EXTRACTED DATA -
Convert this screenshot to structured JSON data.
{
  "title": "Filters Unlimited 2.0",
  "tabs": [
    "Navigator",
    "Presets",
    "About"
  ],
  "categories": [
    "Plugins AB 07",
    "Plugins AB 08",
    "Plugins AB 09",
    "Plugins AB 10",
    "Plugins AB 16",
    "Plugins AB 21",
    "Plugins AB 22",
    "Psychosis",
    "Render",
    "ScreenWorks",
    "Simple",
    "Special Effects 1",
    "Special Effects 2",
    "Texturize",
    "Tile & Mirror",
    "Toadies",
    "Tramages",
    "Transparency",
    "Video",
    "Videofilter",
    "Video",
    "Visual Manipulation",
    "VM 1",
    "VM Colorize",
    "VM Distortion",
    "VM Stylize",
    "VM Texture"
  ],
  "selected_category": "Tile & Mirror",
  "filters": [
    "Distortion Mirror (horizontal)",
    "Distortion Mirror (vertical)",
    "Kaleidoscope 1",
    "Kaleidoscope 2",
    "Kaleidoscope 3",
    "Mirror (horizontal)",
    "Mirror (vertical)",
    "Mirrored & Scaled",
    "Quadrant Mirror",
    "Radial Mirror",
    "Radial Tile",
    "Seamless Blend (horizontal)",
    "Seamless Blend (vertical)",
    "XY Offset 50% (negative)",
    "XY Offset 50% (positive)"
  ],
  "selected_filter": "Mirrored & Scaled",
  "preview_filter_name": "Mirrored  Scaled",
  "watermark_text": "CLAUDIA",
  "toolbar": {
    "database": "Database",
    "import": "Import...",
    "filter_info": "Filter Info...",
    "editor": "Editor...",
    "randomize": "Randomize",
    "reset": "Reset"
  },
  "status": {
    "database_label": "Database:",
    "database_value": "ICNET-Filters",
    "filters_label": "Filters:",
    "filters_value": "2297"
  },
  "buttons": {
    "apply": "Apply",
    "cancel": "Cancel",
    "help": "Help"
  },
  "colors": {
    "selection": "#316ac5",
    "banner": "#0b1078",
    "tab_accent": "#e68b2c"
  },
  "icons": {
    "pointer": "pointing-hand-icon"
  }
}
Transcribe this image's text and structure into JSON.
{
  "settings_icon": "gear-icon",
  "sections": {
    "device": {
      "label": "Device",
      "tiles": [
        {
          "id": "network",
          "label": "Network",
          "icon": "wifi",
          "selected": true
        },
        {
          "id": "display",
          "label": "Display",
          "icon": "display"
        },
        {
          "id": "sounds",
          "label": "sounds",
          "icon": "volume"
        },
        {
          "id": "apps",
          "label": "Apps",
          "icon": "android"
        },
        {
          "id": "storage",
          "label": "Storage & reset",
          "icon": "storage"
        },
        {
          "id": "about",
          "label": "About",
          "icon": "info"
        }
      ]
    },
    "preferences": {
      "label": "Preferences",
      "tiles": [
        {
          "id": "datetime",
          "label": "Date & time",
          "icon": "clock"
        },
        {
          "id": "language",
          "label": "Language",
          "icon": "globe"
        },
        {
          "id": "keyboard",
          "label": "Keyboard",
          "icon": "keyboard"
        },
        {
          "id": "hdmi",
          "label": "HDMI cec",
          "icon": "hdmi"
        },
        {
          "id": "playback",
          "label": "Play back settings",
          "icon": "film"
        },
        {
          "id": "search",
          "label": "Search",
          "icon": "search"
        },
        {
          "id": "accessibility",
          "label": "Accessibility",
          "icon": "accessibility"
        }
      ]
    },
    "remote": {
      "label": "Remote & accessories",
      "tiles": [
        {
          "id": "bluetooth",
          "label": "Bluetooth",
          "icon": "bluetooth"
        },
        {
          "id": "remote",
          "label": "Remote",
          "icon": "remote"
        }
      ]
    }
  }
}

EXERCISE REQUIREMENTS - Transcribe all of the lines in the records precisely.

WRITTEN RESPONSE -
Convert this screenshot to structured JSON data.
{
  "title": "Filters Unlimited 2.0",
  "tabs": [
    "Navigator",
    "Presets",
    "About"
  ],
  "categories": [
    "Plugins AB 07",
    "Plugins AB 08",
    "Plugins AB 09",
    "Plugins AB 10",
    "Plugins AB 16",
    "Plugins AB 21",
    "Plugins AB 22",
    "Psychosis",
    "Render",
    "ScreenWorks",
    "Simple",
    "Special Effects 1",
    "Special Effects 2",
    "Texturize",
    "Tile & Mirror",
    "Toadies",
    "Tramages",
    "Transparency",
    "Video",
    "Videofilter",
    "Video",
    "Visual Manipulation",
    "VM 1",
    "VM Colorize",
    "VM Distortion",
    "VM Stylize",
    "VM Texture"
  ],
  "selected_category": "Tile & Mirror",
  "filters": [
    "Distortion Mirror (horizontal)",
    "Distortion Mirror (vertical)",
    "Kaleidoscope 1",
    "Kaleidoscope 2",
    "Kaleidoscope 3",
    "Mirror (horizontal)",
    "Mirror (vertical)",
    "Mirrored & Scaled",
    "Quadrant Mirror",
    "Radial Mirror",
    "Radial Tile",
    "Seamless Blend (horizontal)",
    "Seamless Blend (vertical)",
    "XY Offset 50% (negative)",
    "XY Offset 50% (positive)"
  ],
  "selected_filter": "Mirrored & Scaled",
  "preview_filter_name": "Mirrored  Scaled",
  "watermark_text": "CLAUDIA",
  "toolbar": {
    "database": "Database",
    "import": "Import...",
    "filter_info": "Filter Info...",
    "editor": "Editor...",
    "randomize": "Randomize",
    "reset": "Reset"
  },
  "status": {
    "database_label": "Database:",
    "database_value": "ICNET-Filters",
    "filters_label": "Filters:",
    "filters_value": "2297"
  },
  "buttons": {
    "apply": "Apply",
    "cancel": "Cancel",
    "help": "Help"
  },
  "colors": {
    "selection": "#316ac5",
    "banner": "#0b1078",
    "tab_accent": "#e68b2c"
  },
  "icons": {
    "pointer": "pointing-hand-icon"
  }
}
Transcribe this image's text and structure into JSON.
{
  "settings_icon": "gear-icon",
  "sections": {
    "device": {
      "label": "Device",
      "tiles": [
        {
          "id": "network",
          "label": "Network",
          "icon": "wifi",
          "selected": true
        },
        {
          "id": "display",
          "label": "Display",
          "icon": "display"
        },
        {
          "id": "sounds",
          "label": "sounds",
          "icon": "volume"
        },
        {
          "id": "apps",
          "label": "Apps",
          "icon": "android"
        },
        {
          "id": "storage",
          "label": "Storage & reset",
          "icon": "storage"
        },
        {
          "id": "about",
          "label": "About",
          "icon": "info"
        }
      ]
    },
    "preferences": {
      "label": "Preferences",
      "tiles": [
        {
          "id": "datetime",
          "label": "Date & time",
          "icon": "clock"
        },
        {
          "id": "language",
          "label": "Language",
          "icon": "globe"
        },
        {
          "id": "keyboard",
          "label": "Keyboard",
          "icon": "keyboard"
        },
        {
          "id": "hdmi",
          "label": "HDMI cec",
          "icon": "hdmi"
        },
        {
          "id": "playback",
          "label": "Play back settings",
          "icon": "film"
        },
        {
          "id": "search",
          "label": "Search",
          "icon": "search"
        },
        {
          "id": "accessibility",
          "label": "Accessibility",
          "icon": "accessibility"
        }
      ]
    },
    "remote": {
      "label": "Remote & accessories",
      "tiles": [
        {
          "id": "bluetooth",
          "label": "Bluetooth",
          "icon": "bluetooth"
        },
        {
          "id": "remote",
          "label": "Remote",
          "icon": "remote"
        }
      ]
    }
  }
}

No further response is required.